* Problem details: In the entries below, count every line with the word "збірки". Return only the count.

Start

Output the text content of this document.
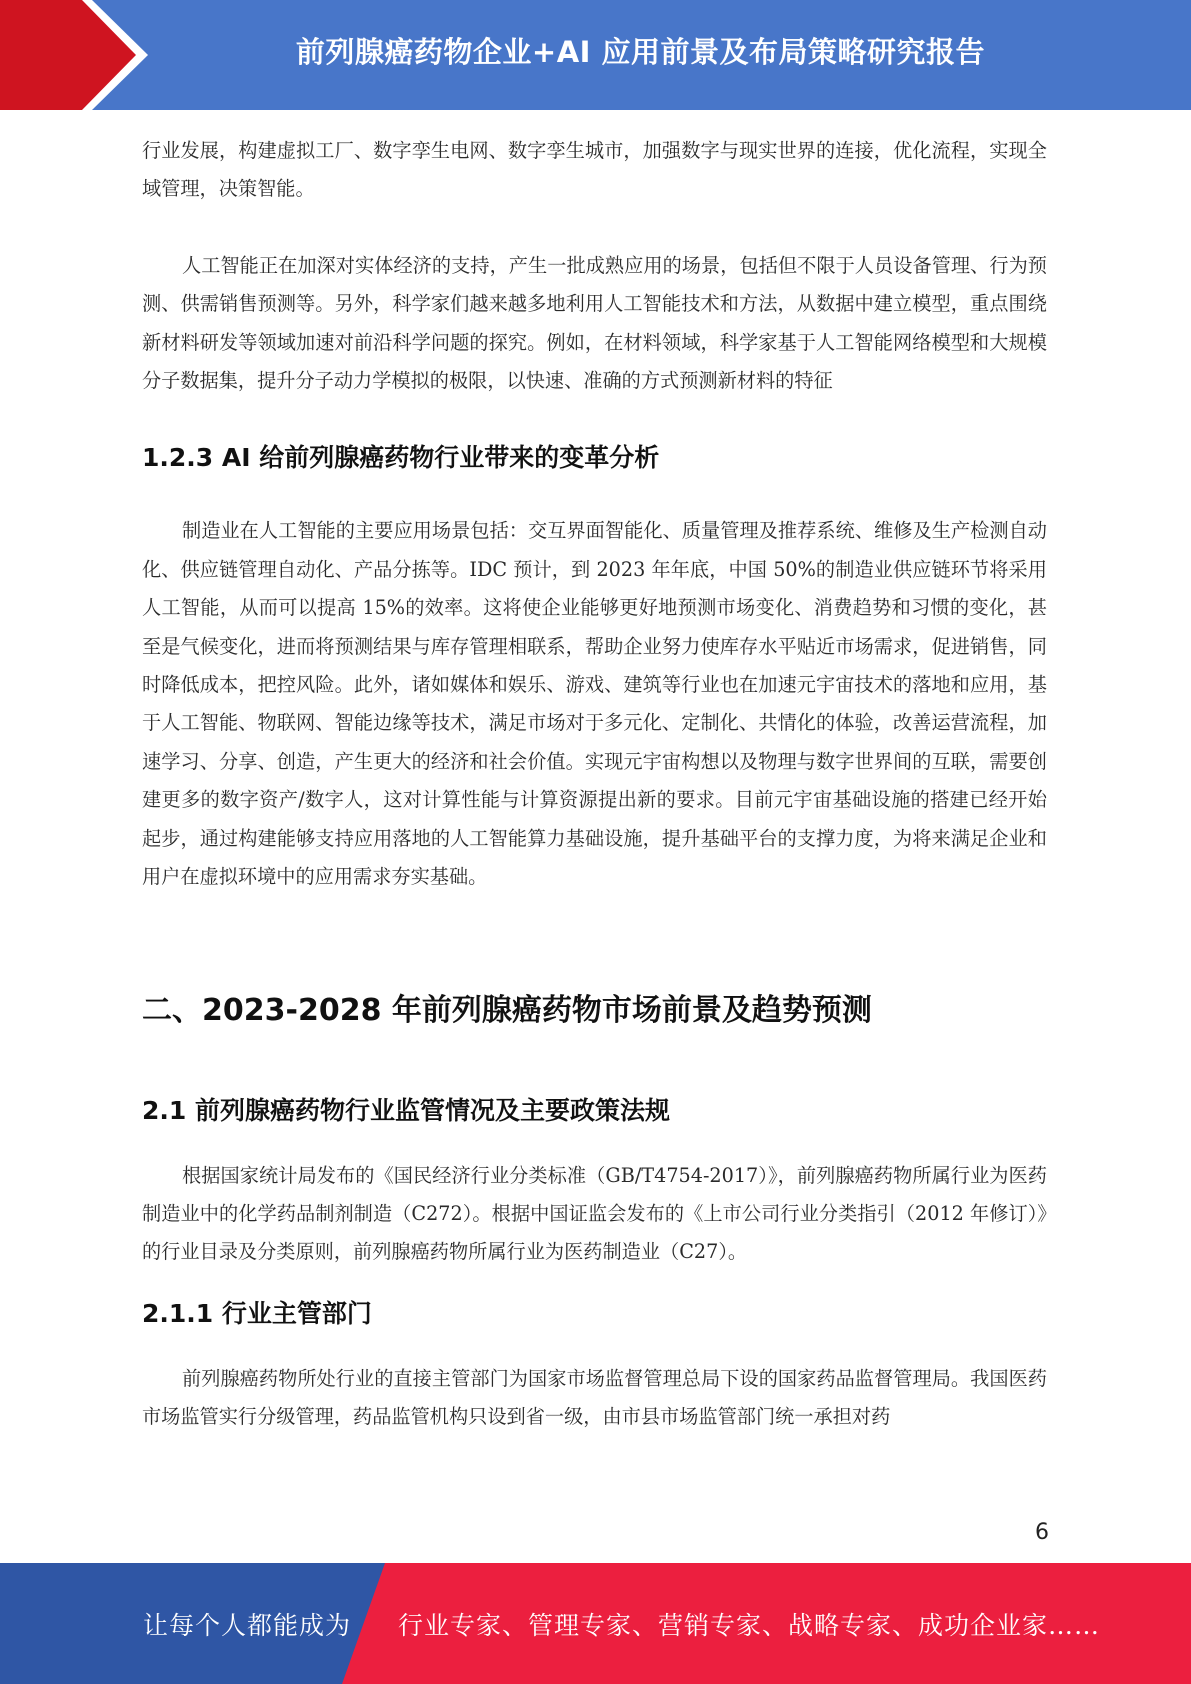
前列腺癌药物企业+AI 应用前景及布局策略研究报告

行业发展，构建虚拟工厂、数字孪生电网、数字孪生城市，加强数字与现实世界的连接，优化流程，实现全域管理，决策智能。

人工智能正在加深对实体经济的支持，产生一批成熟应用的场景，包括但不限于人员设备管理、行为预测、供需销售预测等。另外，科学家们越来越多地利用人工智能技术和方法，从数据中建立模型，重点围绕新材料研发等领域加速对前沿科学问题的探究。例如，在材料领域，科学家基于人工智能网络模型和大规模分子数据集，提升分子动力学模拟的极限，以快速、准确的方式预测新材料的特征

1.2.3 AI 给前列腺癌药物行业带来的变革分析

制造业在人工智能的主要应用场景包括：交互界面智能化、质量管理及推荐系统、维修及生产检测自动化、供应链管理自动化、产品分拣等。IDC 预计，到 2023 年年底，中国 50%的制造业供应链环节将采用人工智能，从而可以提高 15%的效率。这将使企业能够更好地预测市场变化、消费趋势和习惯的变化，甚至是气候变化，进而将预测结果与库存管理相联系，帮助企业努力使库存水平贴近市场需求，促进销售，同时降低成本，把控风险。此外，诸如媒体和娱乐、游戏、建筑等行业也在加速元宇宙技术的落地和应用，基于人工智能、物联网、智能边缘等技术，满足市场对于多元化、定制化、共情化的体验，改善运营流程，加速学习、分享、创造，产生更大的经济和社会价值。实现元宇宙构想以及物理与数字世界间的互联，需要创建更多的数字资产/数字人，这对计算性能与计算资源提出新的要求。目前元宇宙基础设施的搭建已经开始起步，通过构建能够支持应用落地的人工智能算力基础设施，提升基础平台的支撑力度，为将来满足企业和用户在虚拟环境中的应用需求夯实基础。

二、2023-2028 年前列腺癌药物市场前景及趋势预测
2.1 前列腺癌药物行业监管情况及主要政策法规

根据国家统计局发布的《国民经济行业分类标准（GB/T4754-2017）》，前列腺癌药物所属行业为医药制造业中的化学药品制剂制造（C272）。根据中国证监会发布的《上市公司行业分类指引（2012 年修订）》的行业目录及分类原则，前列腺癌药物所属行业为医药制造业（C27）。

2.1.1 行业主管部门

前列腺癌药物所处行业的直接主管部门为国家市场监督管理总局下设的国家药品监督管理局。我国医药市场监管实行分级管理，药品监管机构只设到省一级，由市县市场监管部门统一承担对药

6
让每个人都能成为 行业专家、管理专家、营销专家、战略专家、成功企业家……
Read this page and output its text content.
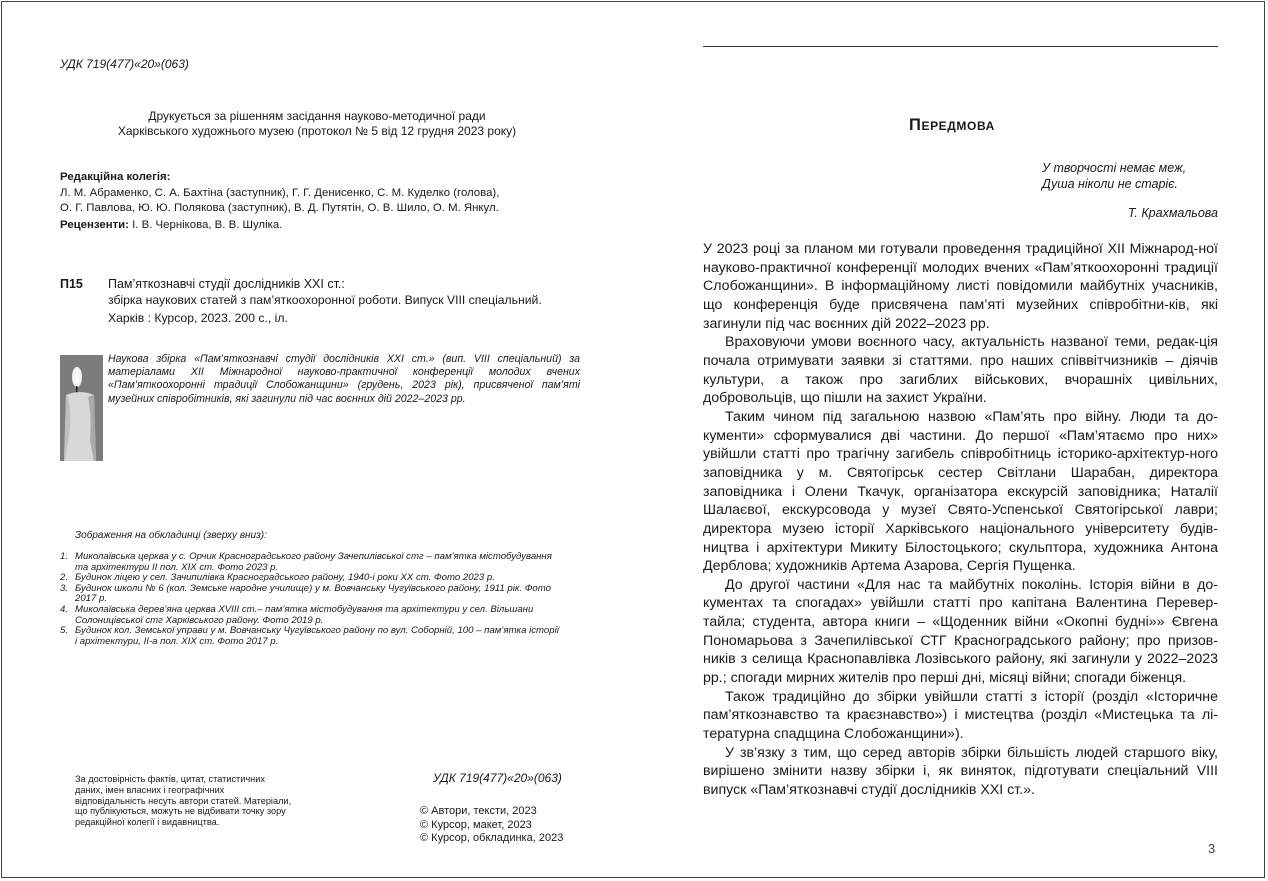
УДК 719(477)«20»(063)
Друкується за рішенням засідання науково-методичної ради
Харківського художнього музею (протокол № 5 від 12 грудня 2023 року)
Редакційна колегія:
Л. М. Абраменко, С. А. Бахтіна (заступник), Г. Г. Денисенко, С. М. Куделко (голова),
О. Г. Павлова, Ю. Ю. Полякова (заступник), В. Д. Путятін, О. В. Шило, О. М. Янкул.
Рецензенти: І. В. Чернікова, В. В. Шуліка.
П15 Пам’яткознавчі студії дослідників ХХІ ст.:
збірка наукових статей з пам’яткоохоронної роботи. Випуск VIII спеціальний.
Харків : Курсор, 2023. 200 с., іл.
Наукова збірка «Пам’яткознавчі студії дослідників ХХІ ст.» (вип. VIII спеціальний) за матеріалами ХІІ Міжнародної науково-практичної конференції молодих вчених «Пам’яткоохоронні традиції Слобожанщини» (грудень, 2023 рік), присвяченої пам’яті музейних співробітників, які загинули під час воєнних дій 2022–2023 рр.
Зображення на обкладинці (зверху вниз):
1. Миколаївська церква у с. Орчик Красноградського району Зачепилівської стг – пам’ятка містобудування та архітектури ІІ пол. ХІХ ст. Фото 2023 р.
2. Будинок ліцею у сел. Зачипилівка Красноградського району, 1940-і роки ХХ ст. Фото 2023 р.
3. Будинок школи № 6 (кол. Земське народне училище) у м. Вовчанську Чугуївського району, 1911 рік. Фото 2017 р.
4. Миколаївська дерев’яна церква XVIII ст.– пам’ятка містобудування та архітектури у сел. Вільшани Солоницівської стг Харківського району. Фото 2019 р.
5. Будинок кол. Земської управи у м. Вовчанську Чугуївського району по вул. Соборній, 100 – пам’ятка історії і архітектури, ІІ-а пол. ХІХ ст. Фото 2017 р.
За достовірність фактів, цитат, статистичних даних, імен власних і географічних відповідальність несуть автори статей. Матеріали, що публікуються, можуть не відбивати точку зору редакційної колегії і видавництва.
УДК 719(477)«20»(063)
© Автори, тексти, 2023
© Курсор, макет, 2023
© Курсор, обкладинка, 2023
Передмова
У творчості немає меж,
Душа ніколи не старіє.
Т. Крахмальова

У 2023 році за планом ми готували проведення традиційної XII Міжнарод-ної науково-практичної конференції молодих вчених «Пам’яткоохоронні традиції Слобожанщини». В інформаційному листі повідомили майбутніх учасників, що конференція буде присвячена пам’яті музейних співробітни-ків, які загинули під час воєнних дій 2022–2023 рр.

Враховуючи умови воєнного часу, актуальність названої теми, редак-ція почала отримувати заявки зі статтями. про наших співвітчизників – діячів культури, а також про загиблих військових, вчорашніх цивільних, добровольців, що пішли на захист України.

Таким чином під загальною назвою «Пам’ять про війну. Люди та до-кументи» сформувалися дві частини. До першої «Пам’ятаємо про них» увійшли статті про трагічну загибель співробітниць історико-архітектур-ного заповідника у м. Святогірськ сестер Світлани Шарабан, директора заповідника і Олени Ткачук, організатора екскурсій заповідника; Наталії Шалаєвої, екскурсовода у музеї Свято-Успенської Святогірської лаври; директора музею історії Харківського національного університету будів-ництва і архітектури Микиту Білостоцького; скульптора, художника Антона Дерблова; художників Артема Азарова, Сергія Пущенка.

До другої частини «Для нас та майбутніх поколінь. Історія війни в до-кументах та спогадах» увійшли статті про капітана Валентина Перевер-тайла; студента, автора книги – «Щоденник війни «Окопні будні»» Євгена Пономарьова з Зачепилівської СТГ Красноградського району; про призов-ників з селища Краснопавлівка Лозівського району, які загинули у 2022–2023 рр.; спогади мирних жителів про перші дні, місяці війни; спогади біженця.

Також традиційно до збірки увійшли статті з історії (розділ «Історичне пам’яткознавство та краєзнавство») і мистецтва (розділ «Мистецька та лі-тературна спадщина Слобожанщини»).

У зв’язку з тим, що серед авторів збірки більшість людей старшого віку, вирішено змінити назву збірки і, як виняток, підготувати спеціальний VIII випуск «Пам’яткознавчі студії дослідників ХХІ ст.».

3
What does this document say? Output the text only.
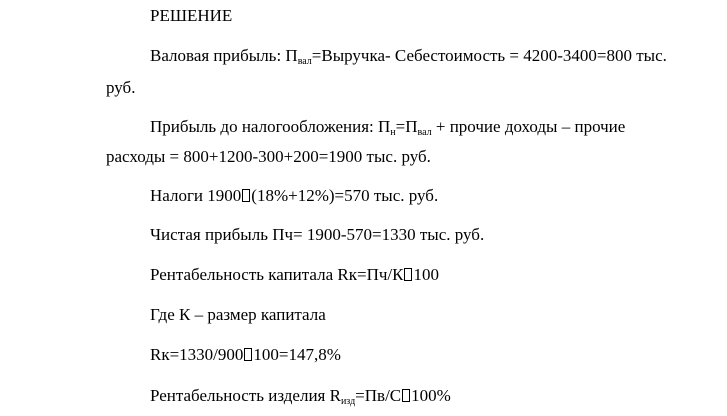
РЕШЕНИЕ
Валовая прибыль: $П_{вал}=Выручка-$ Себестоимость = 4200-3400=800 тыс.
руб.
Прибыль до налогообложения: $П_н=П_{вал}$ + прочие доходы – прочие
расходы = 800+1200-300+200=1900 тыс. руб.
Налоги 1900 (18%+12%)=570 тыс. руб.
Чистая прибыль Пч= 1900-570=1330 тыс. руб.
Рентабельность капитала Rк=Пч/К 100
Где К – размер капитала
Rк=1330/900 100=147,8%
Рентабельность изделия $R_{изд}=Пв/С$ 100%
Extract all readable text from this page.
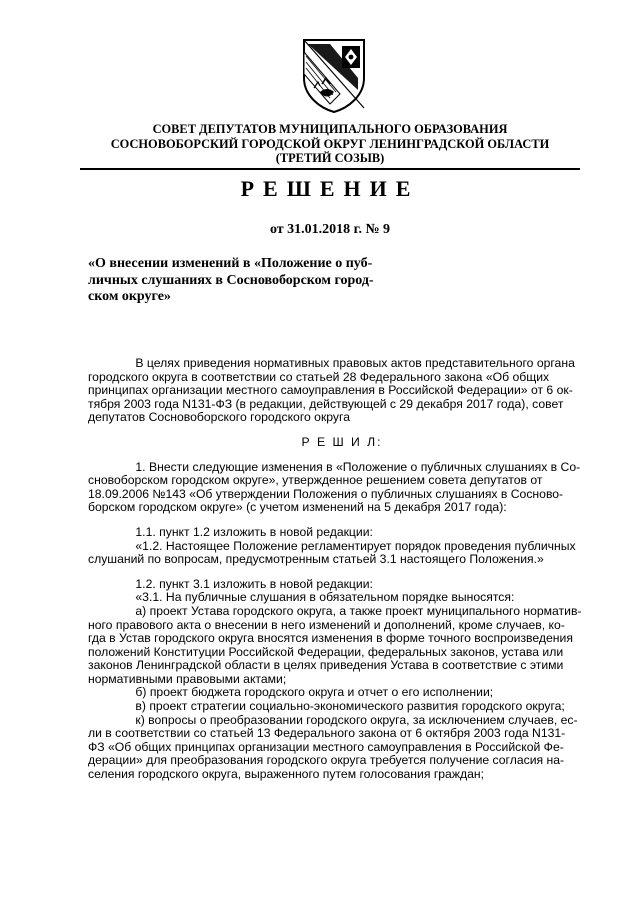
СОВЕТ ДЕПУТАТОВ МУНИЦИПАЛЬНОГО ОБРАЗОВАНИЯ
СОСНОВОБОРСКИЙ ГОРОДСКОЙ ОКРУГ ЛЕНИНГРАДСКОЙ ОБЛАСТИ
(ТРЕТИЙ СОЗЫВ)
РЕШЕНИЕ
от 31.01.2018 г. № 9
«О внесении изменений в «Положение о пуб-
личных слушаниях в Сосновоборском город-
ском округе»

В целях приведения нормативных правовых актов представительного органа
городского округа в соответствии со статьей 28 Федерального закона «Об общих
принципах организации местного самоуправления в Российской Федерации» от 6 ок-
тября 2003 года N131-ФЗ (в редакции, действующей с 29 декабря 2017 года), совет
депутатов Сосновоборского городского округа

Р Е Ш И Л:

1. Внести следующие изменения в «Положение о публичных слушаниях в Со-
сновоборском городском округе», утвержденное решением совета депутатов от
18.09.2006 №143 «Об утверждении Положения о публичных слушаниях в Сосново-
борском городском округе» (с учетом изменений на 5 декабря 2017 года):

1.1. пункт 1.2 изложить в новой редакции:
«1.2. Настоящее Положение регламентирует порядок проведения публичных
слушаний по вопросам, предусмотренным статьей 3.1 настоящего Положения.»

1.2. пункт 3.1 изложить в новой редакции:
«3.1. На публичные слушания в обязательном порядке выносятся:
а) проект Устава городского округа, а также проект муниципального норматив-
ного правового акта о внесении в него изменений и дополнений, кроме случаев, ко-
гда в Устав городского округа вносятся изменения в форме точного воспроизведения
положений Конституции Российской Федерации, федеральных законов, устава или
законов Ленинградской области в целях приведения Устава в соответствие с этими
нормативными правовыми актами;
б) проект бюджета городского округа и отчет о его исполнении;
в) проект стратегии социально-экономического развития городского округа;
к) вопросы о преобразовании городского округа, за исключением случаев, ес-
ли в соответствии со статьей 13 Федерального закона от 6 октября 2003 года N131-
ФЗ «Об общих принципах организации местного самоуправления в Российской Фе-
дерации» для преобразования городского округа требуется получение согласия на-
селения городского округа, выраженного путем голосования граждан;
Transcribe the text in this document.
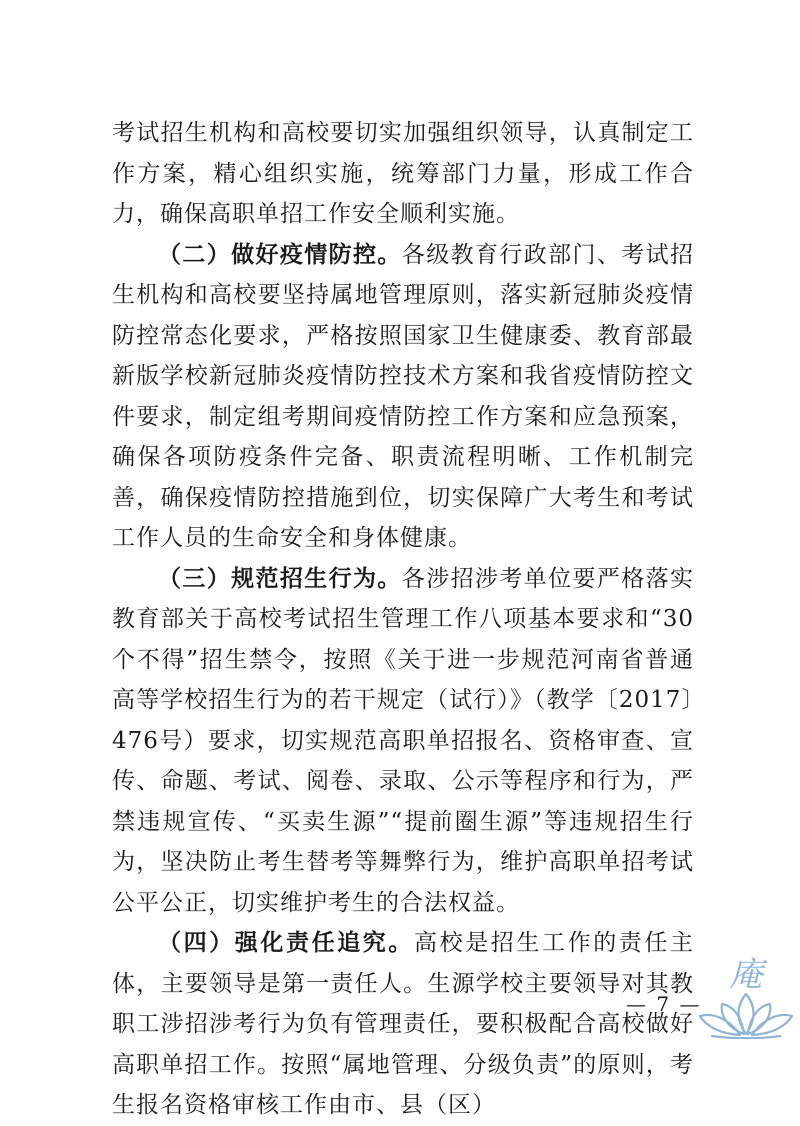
考试招生机构和高校要切实加强组织领导，认真制定工作方案，精心组织实施，统筹部门力量，形成工作合力，确保高职单招工作安全顺利实施。

（二）做好疫情防控。各级教育行政部门、考试招生机构和高校要坚持属地管理原则，落实新冠肺炎疫情防控常态化要求，严格按照国家卫生健康委、教育部最新版学校新冠肺炎疫情防控技术方案和我省疫情防控文件要求，制定组考期间疫情防控工作方案和应急预案，确保各项防疫条件完备、职责流程明晰、工作机制完善，确保疫情防控措施到位，切实保障广大考生和考试工作人员的生命安全和身体健康。

（三）规范招生行为。各涉招涉考单位要严格落实教育部关于高校考试招生管理工作八项基本要求和“30个不得”招生禁令，按照《关于进一步规范河南省普通高等学校招生行为的若干规定（试行）》（教学〔2017〕476号）要求，切实规范高职单招报名、资格审查、宣传、命题、考试、阅卷、录取、公示等程序和行为，严禁违规宣传、“买卖生源”“提前圈生源”等违规招生行为，坚决防止考生替考等舞弊行为，维护高职单招考试公平公正，切实维护考生的合法权益。

（四）强化责任追究。高校是招生工作的责任主体，主要领导是第一责任人。生源学校主要领导对其教职工涉招涉考行为负有管理责任，要积极配合高校做好高职单招工作。按照“属地管理、分级负责”的原则，考生报名资格审核工作由市、县（区）

— 7 —
庵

End

* Result for this task: 2